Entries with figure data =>

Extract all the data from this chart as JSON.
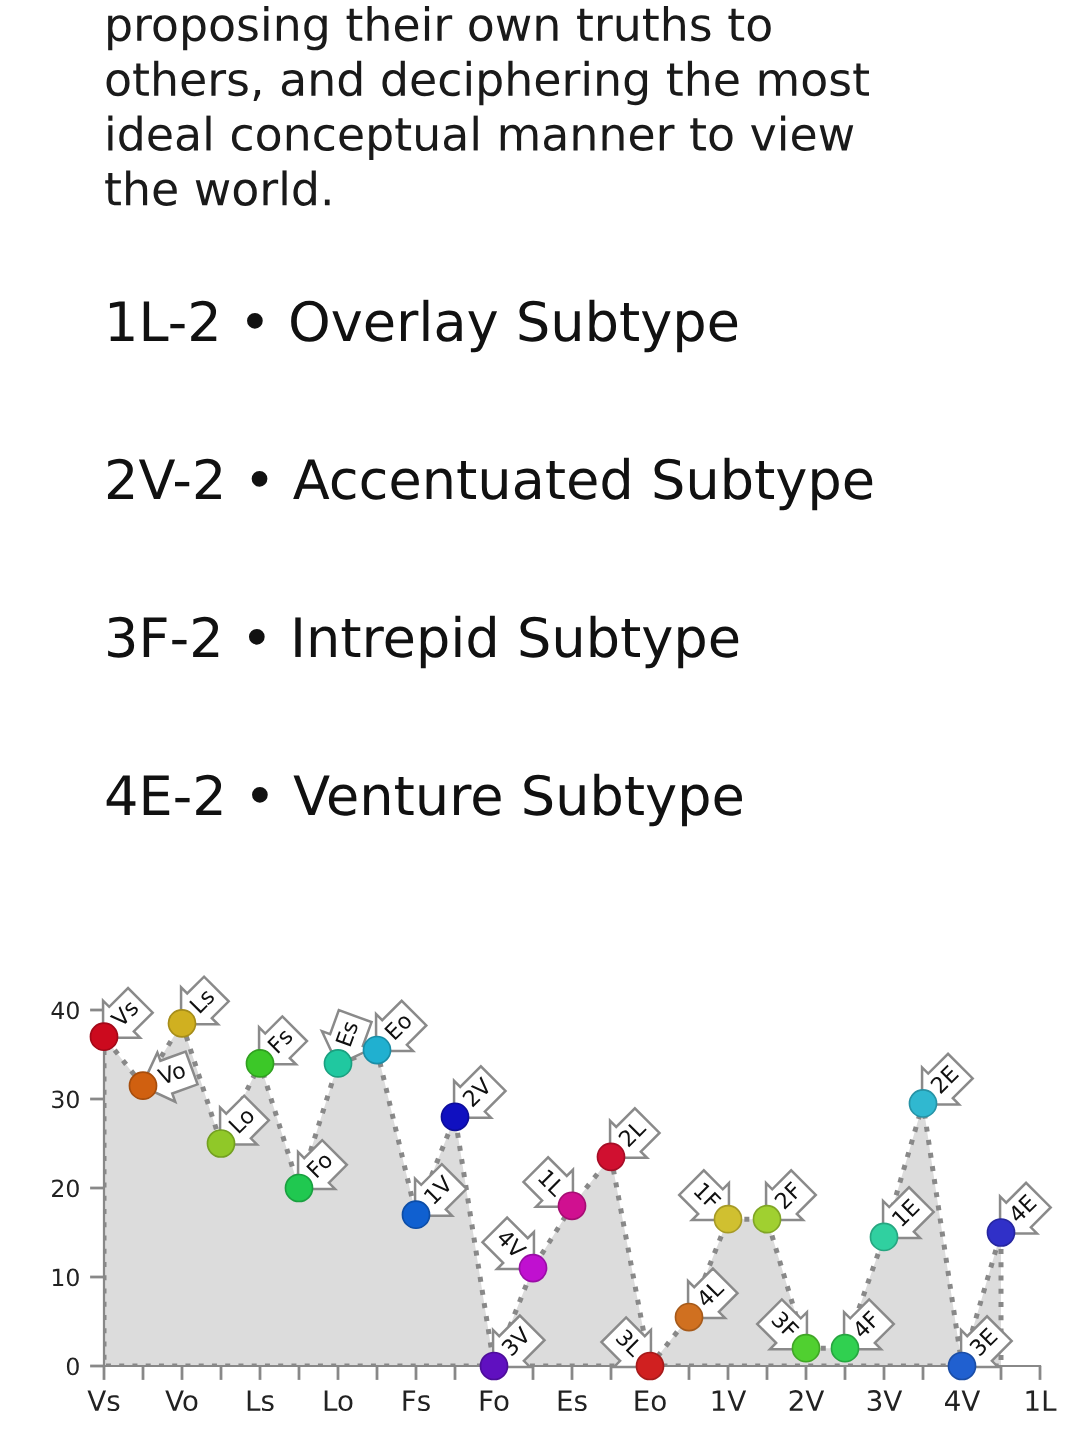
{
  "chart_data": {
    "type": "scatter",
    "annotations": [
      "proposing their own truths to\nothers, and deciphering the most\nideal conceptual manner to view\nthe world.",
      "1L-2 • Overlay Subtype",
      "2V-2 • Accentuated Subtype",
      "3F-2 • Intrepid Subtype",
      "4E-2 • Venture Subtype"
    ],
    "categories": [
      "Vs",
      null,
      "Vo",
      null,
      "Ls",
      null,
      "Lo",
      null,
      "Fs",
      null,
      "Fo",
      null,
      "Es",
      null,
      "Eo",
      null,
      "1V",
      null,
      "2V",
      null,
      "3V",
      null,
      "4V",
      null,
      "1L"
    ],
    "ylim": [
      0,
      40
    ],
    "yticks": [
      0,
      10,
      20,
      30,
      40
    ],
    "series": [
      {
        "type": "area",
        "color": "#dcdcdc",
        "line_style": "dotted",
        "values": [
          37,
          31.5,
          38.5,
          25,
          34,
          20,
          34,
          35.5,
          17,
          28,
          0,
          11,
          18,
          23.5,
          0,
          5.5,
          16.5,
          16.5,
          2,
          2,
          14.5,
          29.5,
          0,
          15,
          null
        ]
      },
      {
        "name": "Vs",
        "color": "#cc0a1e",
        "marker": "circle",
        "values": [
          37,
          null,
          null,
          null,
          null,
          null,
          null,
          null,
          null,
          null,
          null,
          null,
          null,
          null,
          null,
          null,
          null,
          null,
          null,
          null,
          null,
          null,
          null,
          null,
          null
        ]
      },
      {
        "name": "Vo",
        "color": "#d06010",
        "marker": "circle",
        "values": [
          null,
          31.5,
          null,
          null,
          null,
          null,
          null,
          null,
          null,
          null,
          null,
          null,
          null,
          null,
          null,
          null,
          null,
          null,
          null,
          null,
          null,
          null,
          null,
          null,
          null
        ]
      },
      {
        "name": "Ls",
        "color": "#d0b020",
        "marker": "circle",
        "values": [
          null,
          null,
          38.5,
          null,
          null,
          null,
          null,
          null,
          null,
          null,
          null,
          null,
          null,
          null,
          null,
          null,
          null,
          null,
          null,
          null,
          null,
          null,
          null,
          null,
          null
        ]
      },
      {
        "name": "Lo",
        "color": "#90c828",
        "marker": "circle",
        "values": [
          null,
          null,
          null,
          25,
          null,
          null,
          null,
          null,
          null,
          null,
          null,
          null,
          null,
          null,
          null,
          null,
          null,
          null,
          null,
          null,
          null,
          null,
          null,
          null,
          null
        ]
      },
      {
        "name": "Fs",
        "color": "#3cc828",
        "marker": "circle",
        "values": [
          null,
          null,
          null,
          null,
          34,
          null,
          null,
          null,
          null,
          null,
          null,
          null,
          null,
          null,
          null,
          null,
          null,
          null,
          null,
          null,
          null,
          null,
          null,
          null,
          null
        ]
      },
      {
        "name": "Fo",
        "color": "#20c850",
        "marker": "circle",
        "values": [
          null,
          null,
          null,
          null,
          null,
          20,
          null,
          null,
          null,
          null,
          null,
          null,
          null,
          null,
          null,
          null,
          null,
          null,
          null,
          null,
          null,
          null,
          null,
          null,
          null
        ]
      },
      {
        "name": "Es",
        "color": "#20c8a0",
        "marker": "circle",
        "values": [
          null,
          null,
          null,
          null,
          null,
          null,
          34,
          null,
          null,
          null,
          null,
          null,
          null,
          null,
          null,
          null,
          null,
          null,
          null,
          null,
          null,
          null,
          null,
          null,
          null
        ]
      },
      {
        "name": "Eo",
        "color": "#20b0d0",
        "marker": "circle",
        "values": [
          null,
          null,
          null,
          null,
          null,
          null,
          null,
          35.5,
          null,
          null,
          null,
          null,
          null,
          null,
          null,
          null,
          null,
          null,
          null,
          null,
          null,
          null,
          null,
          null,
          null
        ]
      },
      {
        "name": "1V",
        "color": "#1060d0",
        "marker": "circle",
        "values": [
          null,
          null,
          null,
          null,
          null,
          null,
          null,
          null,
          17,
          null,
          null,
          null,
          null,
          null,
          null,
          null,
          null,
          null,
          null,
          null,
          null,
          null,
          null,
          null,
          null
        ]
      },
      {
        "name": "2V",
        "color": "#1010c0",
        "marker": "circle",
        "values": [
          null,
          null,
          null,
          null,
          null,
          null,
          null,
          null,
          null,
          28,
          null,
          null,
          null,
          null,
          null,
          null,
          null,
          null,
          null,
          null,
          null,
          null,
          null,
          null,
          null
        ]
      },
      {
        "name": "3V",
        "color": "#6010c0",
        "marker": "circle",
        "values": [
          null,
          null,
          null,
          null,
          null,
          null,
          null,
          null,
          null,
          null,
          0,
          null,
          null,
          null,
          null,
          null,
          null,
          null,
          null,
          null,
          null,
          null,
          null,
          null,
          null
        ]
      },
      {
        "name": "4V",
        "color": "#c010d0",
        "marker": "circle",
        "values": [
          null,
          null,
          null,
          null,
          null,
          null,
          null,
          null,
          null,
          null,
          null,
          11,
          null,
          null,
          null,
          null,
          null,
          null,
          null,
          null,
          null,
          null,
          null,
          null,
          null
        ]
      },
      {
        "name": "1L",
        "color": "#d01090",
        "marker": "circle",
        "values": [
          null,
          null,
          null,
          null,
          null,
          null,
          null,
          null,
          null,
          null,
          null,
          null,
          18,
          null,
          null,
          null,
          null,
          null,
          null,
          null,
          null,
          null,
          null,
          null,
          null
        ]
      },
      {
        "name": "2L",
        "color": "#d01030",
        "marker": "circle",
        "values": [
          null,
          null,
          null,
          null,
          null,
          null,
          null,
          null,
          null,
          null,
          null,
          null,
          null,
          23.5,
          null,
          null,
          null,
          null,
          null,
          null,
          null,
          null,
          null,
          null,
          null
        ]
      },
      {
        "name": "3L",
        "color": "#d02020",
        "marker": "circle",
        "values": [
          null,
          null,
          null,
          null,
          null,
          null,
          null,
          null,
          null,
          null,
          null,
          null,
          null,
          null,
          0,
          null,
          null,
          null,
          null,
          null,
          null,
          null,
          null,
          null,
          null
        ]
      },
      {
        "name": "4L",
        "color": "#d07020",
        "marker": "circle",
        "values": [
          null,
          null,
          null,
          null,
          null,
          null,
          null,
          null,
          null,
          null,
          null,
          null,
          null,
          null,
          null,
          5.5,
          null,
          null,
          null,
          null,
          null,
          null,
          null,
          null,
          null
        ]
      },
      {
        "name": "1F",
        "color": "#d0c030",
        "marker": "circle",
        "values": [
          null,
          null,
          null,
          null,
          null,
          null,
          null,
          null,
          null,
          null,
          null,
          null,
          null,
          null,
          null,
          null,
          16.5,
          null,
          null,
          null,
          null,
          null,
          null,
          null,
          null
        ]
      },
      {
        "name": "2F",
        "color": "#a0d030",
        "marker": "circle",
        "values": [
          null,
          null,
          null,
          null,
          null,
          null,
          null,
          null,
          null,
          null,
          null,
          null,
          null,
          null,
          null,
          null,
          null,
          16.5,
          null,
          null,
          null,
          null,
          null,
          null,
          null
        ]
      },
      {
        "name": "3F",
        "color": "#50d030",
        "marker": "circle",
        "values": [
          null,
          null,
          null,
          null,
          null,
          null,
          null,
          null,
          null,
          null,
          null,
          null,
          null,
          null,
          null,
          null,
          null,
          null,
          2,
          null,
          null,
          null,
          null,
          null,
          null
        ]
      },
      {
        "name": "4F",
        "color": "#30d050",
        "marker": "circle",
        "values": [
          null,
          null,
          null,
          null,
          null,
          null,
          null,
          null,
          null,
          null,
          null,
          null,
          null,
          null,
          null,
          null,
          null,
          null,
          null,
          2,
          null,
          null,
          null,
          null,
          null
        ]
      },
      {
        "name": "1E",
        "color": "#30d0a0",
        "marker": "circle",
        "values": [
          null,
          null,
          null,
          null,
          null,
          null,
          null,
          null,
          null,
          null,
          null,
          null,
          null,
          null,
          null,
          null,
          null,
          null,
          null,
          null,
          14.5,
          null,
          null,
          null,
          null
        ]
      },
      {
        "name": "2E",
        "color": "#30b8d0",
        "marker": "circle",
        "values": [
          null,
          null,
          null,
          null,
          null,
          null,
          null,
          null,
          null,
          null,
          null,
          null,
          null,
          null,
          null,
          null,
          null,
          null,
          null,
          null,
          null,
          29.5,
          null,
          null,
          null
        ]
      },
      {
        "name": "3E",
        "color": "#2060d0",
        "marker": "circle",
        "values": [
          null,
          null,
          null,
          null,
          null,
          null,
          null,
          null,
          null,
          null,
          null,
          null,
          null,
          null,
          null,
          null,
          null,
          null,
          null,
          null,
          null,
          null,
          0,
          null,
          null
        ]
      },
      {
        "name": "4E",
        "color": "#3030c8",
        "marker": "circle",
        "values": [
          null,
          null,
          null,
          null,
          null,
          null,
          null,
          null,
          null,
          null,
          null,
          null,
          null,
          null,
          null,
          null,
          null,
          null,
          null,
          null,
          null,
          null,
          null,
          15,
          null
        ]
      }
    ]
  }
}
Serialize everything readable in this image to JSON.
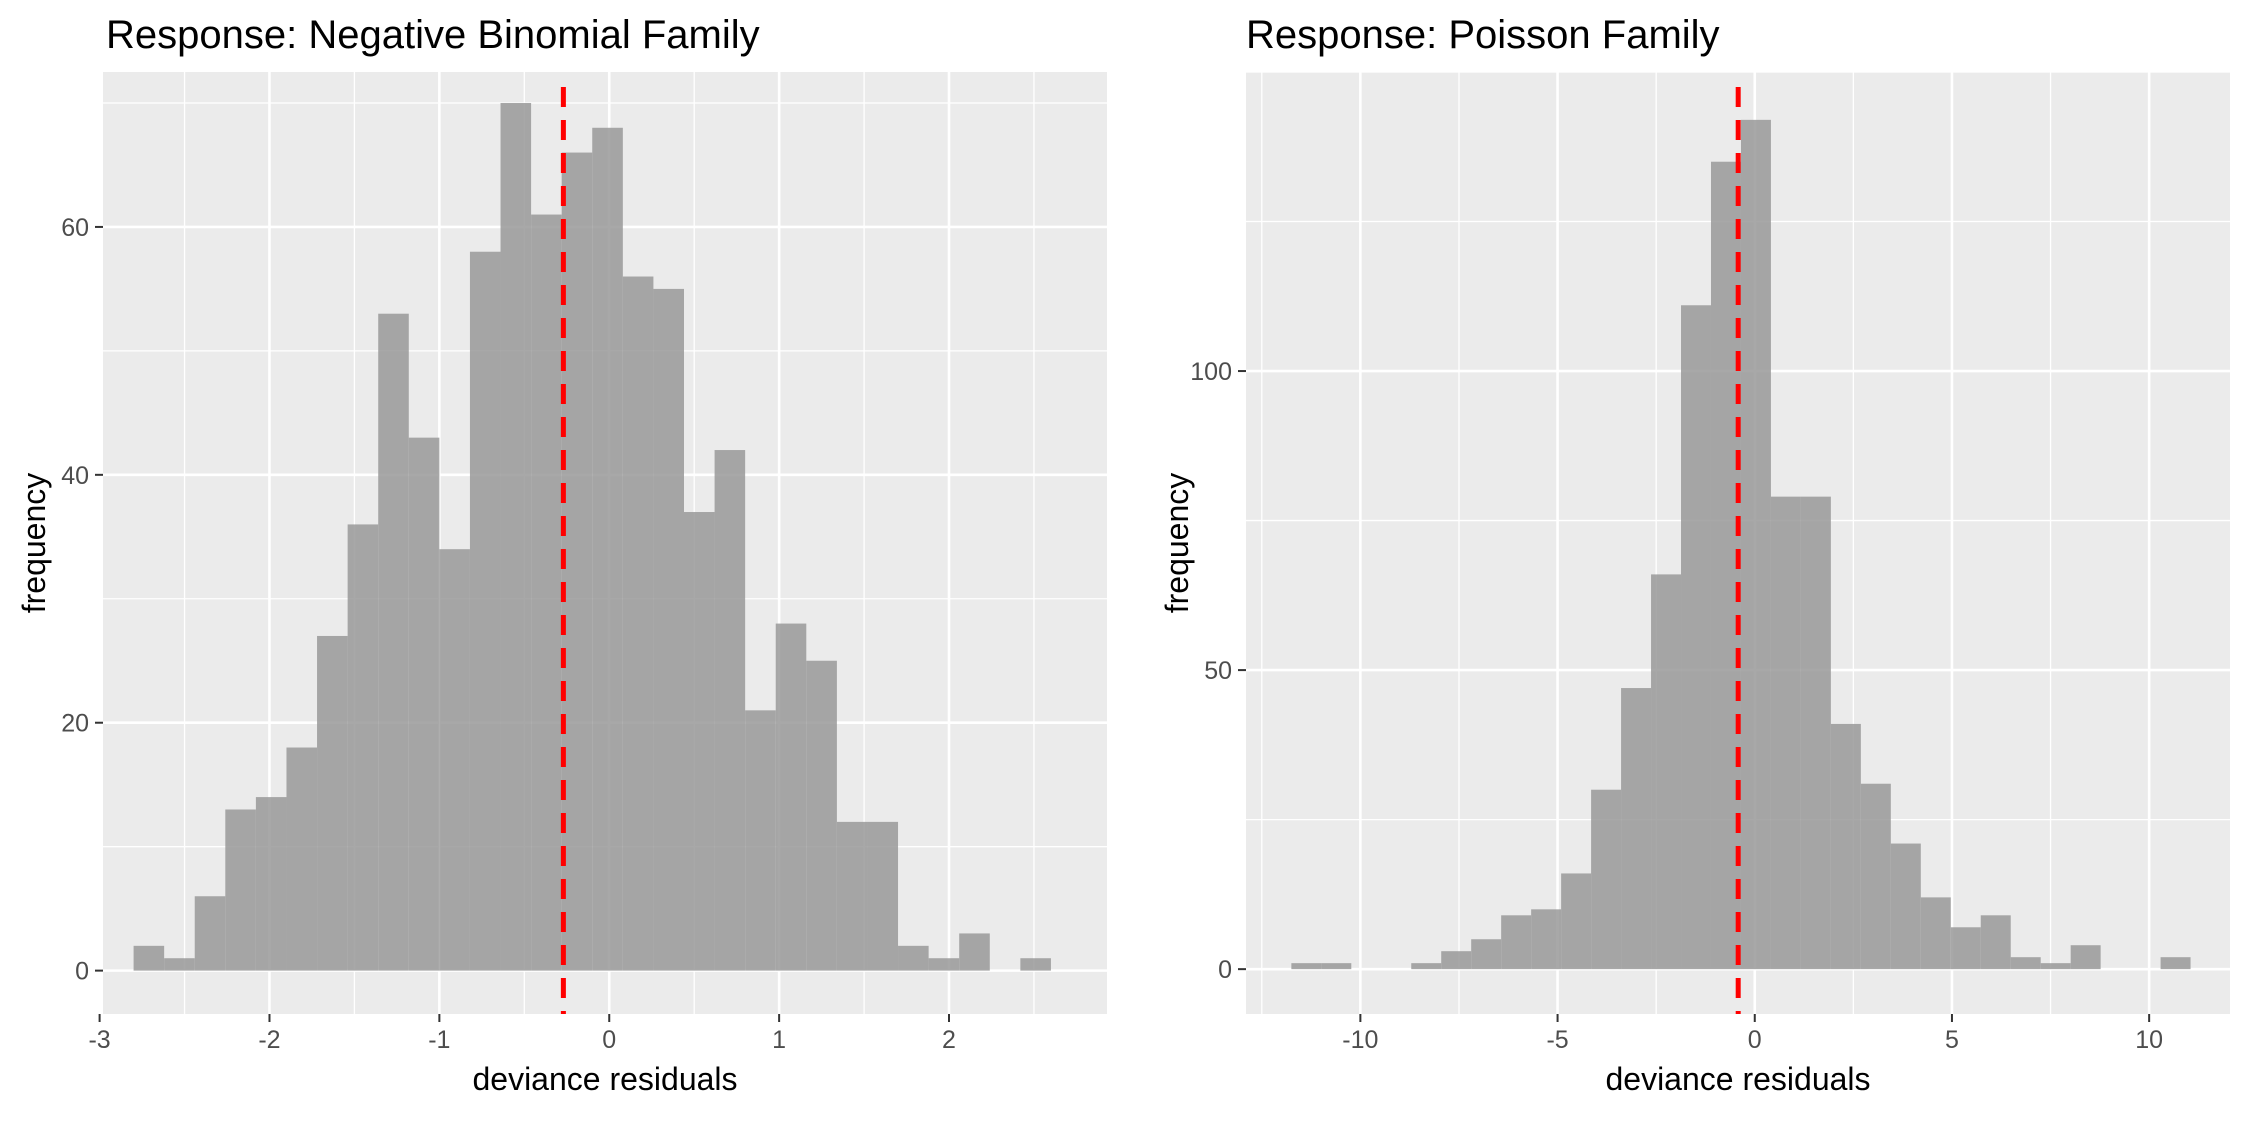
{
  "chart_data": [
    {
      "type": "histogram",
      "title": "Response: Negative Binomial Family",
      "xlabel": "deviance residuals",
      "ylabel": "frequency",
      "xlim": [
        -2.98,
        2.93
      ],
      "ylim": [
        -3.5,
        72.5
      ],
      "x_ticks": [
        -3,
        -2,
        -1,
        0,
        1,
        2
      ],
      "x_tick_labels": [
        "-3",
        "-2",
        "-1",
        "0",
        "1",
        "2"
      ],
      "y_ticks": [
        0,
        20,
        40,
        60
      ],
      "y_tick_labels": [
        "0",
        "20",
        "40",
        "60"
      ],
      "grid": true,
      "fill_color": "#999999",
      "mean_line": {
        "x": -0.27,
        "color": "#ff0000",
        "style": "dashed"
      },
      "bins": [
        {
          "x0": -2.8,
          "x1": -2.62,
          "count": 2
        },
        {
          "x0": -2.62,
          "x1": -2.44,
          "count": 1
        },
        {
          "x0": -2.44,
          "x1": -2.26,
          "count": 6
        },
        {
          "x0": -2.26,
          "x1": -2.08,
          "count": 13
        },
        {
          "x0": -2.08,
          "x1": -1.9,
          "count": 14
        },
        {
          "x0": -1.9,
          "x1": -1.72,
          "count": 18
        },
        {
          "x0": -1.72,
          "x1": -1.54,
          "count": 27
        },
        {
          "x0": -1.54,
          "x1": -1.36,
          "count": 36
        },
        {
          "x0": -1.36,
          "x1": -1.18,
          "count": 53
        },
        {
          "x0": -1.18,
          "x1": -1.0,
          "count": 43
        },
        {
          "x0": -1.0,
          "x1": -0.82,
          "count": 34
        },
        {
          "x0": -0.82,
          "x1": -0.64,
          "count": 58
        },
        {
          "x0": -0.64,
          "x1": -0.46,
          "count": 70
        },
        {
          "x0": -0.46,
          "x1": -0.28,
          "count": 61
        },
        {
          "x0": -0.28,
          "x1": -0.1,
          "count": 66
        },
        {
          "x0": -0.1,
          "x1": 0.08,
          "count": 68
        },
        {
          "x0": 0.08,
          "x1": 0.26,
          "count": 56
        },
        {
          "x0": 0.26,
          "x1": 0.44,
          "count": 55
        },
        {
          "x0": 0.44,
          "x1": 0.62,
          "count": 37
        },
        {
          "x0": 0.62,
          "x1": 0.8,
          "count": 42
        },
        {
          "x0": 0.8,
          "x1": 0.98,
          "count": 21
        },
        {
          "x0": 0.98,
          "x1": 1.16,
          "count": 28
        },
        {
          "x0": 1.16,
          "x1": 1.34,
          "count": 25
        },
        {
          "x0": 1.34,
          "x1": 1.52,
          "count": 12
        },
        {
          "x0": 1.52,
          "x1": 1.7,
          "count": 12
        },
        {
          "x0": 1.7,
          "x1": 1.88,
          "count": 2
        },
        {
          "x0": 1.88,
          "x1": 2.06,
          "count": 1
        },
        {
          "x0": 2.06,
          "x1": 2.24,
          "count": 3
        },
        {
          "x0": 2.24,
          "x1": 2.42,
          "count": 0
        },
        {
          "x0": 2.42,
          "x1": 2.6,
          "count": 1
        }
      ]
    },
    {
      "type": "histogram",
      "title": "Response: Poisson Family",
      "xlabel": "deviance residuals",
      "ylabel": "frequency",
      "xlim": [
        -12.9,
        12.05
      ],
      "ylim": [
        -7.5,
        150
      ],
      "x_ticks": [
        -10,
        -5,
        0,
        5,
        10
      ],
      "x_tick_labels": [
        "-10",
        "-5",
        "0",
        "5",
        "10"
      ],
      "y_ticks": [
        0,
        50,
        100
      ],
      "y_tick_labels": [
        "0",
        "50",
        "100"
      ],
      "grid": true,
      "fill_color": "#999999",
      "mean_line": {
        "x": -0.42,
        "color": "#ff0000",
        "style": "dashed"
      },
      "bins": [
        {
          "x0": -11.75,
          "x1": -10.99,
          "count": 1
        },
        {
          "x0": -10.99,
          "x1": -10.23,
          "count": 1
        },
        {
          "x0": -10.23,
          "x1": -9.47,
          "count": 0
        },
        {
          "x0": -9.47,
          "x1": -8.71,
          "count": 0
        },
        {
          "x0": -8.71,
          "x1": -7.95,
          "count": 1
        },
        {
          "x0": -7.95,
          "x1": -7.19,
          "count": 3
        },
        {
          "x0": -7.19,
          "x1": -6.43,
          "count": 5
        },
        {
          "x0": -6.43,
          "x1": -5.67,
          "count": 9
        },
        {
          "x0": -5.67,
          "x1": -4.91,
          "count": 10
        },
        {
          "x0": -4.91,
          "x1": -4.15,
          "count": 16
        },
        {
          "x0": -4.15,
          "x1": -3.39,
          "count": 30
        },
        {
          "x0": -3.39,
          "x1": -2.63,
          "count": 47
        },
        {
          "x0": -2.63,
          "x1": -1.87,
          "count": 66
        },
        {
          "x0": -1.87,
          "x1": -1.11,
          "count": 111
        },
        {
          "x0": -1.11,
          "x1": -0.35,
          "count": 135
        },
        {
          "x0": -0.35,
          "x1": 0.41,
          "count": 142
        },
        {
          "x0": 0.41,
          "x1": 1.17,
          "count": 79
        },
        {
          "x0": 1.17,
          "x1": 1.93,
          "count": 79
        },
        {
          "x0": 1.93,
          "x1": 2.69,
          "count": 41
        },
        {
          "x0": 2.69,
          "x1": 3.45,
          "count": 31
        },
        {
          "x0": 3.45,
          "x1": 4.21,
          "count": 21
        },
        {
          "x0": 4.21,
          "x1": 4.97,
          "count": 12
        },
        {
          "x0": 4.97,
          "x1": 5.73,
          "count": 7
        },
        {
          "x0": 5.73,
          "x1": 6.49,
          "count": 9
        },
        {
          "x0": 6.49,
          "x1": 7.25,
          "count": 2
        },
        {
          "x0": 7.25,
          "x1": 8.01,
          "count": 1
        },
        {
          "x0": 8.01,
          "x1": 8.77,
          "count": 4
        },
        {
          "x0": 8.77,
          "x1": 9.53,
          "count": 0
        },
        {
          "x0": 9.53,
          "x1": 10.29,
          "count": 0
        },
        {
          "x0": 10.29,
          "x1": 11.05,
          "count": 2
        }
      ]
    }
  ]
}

Problem description =>
For each line above that contains the word "Subtype", copy that line.

Solution =>
      "1L-2 • Overlay Subtype",
      "2V-2 • Accentuated Subtype",
      "3F-2 • Intrepid Subtype",
      "4E-2 • Venture Subtype"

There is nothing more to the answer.